Exercise instructions
Take every line from the listing below that contains "JSON".

** Begin Material shown **

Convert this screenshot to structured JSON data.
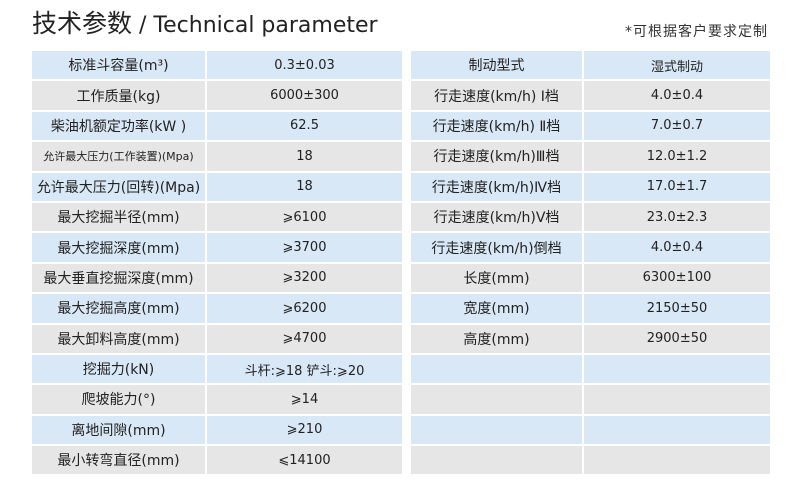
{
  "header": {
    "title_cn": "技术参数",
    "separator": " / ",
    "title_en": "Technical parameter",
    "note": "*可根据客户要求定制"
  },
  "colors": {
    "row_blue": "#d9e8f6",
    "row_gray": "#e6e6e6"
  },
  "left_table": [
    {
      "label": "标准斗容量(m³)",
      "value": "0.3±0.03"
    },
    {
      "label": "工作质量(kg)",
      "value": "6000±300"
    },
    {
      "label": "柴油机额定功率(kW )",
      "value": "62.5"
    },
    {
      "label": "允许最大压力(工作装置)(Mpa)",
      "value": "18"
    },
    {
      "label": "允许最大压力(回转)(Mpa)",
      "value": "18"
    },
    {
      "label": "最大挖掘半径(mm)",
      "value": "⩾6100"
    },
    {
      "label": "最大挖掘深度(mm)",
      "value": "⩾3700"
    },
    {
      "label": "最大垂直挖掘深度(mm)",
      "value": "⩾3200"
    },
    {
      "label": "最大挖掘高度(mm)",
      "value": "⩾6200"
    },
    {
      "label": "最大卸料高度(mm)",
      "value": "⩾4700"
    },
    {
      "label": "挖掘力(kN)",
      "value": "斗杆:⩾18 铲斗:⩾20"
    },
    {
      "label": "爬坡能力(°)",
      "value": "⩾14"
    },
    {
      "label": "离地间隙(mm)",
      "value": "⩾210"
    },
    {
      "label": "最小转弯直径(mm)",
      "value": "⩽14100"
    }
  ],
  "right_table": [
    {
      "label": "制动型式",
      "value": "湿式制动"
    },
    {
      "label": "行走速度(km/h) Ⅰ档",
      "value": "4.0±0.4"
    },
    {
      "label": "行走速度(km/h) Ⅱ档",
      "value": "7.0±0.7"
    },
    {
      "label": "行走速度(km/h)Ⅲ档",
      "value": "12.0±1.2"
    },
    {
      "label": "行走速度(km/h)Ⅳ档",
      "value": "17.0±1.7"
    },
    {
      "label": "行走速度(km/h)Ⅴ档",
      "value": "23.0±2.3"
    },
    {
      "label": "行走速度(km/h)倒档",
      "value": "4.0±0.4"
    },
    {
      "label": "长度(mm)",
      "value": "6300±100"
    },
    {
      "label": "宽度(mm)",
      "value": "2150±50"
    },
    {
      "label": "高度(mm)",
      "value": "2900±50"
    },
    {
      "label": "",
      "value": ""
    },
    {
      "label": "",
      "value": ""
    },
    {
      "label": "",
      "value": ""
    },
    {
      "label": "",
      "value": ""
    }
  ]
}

** End Material shown **
** Begin Material shown **

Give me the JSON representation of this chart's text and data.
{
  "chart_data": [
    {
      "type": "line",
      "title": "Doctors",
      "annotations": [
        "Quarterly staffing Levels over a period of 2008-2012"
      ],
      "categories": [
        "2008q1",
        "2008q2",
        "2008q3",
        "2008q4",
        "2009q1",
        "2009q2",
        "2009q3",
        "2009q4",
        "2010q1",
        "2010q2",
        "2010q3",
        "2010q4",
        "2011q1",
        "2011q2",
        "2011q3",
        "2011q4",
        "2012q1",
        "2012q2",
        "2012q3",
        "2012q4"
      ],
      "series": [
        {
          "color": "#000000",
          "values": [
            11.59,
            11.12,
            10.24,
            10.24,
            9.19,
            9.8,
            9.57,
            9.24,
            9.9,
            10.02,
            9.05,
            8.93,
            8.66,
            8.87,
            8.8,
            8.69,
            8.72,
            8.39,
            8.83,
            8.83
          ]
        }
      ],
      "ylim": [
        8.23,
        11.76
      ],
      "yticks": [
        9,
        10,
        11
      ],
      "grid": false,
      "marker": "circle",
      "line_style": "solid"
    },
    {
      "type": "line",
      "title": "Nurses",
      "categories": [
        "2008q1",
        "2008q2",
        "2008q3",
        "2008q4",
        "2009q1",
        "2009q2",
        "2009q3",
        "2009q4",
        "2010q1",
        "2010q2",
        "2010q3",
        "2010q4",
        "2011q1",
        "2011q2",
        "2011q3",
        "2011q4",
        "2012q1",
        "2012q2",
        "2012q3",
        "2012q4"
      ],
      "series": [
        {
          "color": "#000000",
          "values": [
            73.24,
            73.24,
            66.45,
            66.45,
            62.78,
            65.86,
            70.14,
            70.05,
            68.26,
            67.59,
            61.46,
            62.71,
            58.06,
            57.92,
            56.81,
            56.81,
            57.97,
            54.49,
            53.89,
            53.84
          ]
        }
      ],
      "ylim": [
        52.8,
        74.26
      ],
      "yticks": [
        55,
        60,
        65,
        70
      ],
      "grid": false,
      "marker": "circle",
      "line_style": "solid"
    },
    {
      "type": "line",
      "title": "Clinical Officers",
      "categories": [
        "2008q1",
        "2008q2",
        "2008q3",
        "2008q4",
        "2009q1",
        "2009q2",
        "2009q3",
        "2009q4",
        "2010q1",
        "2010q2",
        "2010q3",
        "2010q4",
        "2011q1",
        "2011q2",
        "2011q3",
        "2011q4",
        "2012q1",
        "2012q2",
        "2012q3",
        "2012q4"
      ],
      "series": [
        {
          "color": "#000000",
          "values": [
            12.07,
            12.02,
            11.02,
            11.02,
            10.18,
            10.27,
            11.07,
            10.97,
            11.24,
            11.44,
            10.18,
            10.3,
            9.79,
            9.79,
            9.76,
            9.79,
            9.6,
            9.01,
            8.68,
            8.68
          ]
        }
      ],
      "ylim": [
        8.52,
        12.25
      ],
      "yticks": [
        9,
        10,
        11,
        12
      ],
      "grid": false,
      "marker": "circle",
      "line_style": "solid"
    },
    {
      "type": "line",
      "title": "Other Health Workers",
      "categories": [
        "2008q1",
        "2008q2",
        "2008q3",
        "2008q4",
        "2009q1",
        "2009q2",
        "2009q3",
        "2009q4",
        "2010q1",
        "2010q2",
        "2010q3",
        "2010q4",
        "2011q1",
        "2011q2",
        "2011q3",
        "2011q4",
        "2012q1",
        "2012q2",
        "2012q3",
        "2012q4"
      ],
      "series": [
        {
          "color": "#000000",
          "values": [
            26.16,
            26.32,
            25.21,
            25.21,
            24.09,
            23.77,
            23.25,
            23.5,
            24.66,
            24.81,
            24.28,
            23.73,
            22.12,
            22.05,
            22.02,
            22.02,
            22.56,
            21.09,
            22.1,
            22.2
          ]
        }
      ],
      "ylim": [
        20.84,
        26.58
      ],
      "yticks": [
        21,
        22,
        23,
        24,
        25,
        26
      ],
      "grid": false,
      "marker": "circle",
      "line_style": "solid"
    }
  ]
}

** End Material shown **

Exercise result
Convert this screenshot to structured JSON data.
Give me the JSON representation of this chart's text and data.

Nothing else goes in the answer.